Write the records out again, precisely as they stand.
### Task data ###
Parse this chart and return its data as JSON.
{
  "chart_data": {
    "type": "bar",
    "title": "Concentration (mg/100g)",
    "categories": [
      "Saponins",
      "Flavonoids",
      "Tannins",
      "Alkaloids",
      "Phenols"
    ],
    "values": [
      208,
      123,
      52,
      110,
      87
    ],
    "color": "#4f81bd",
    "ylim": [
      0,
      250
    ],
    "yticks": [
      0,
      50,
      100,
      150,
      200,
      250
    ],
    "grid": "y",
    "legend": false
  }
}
###
Task solution
Parse this chart and return its data as JSON.
{
  "chart_data": {
    "type": "bar",
    "title": "Concentration (mg/100g)",
    "categories": [
      "Saponins",
      "Flavonoids",
      "Tannins",
      "Alkaloids",
      "Phenols"
    ],
    "values": [
      208,
      123,
      52,
      110,
      87
    ],
    "color": "#4f81bd",
    "ylim": [
      0,
      250
    ],
    "yticks": [
      0,
      50,
      100,
      150,
      200,
      250
    ],
    "grid": "y",
    "legend": false
  }
}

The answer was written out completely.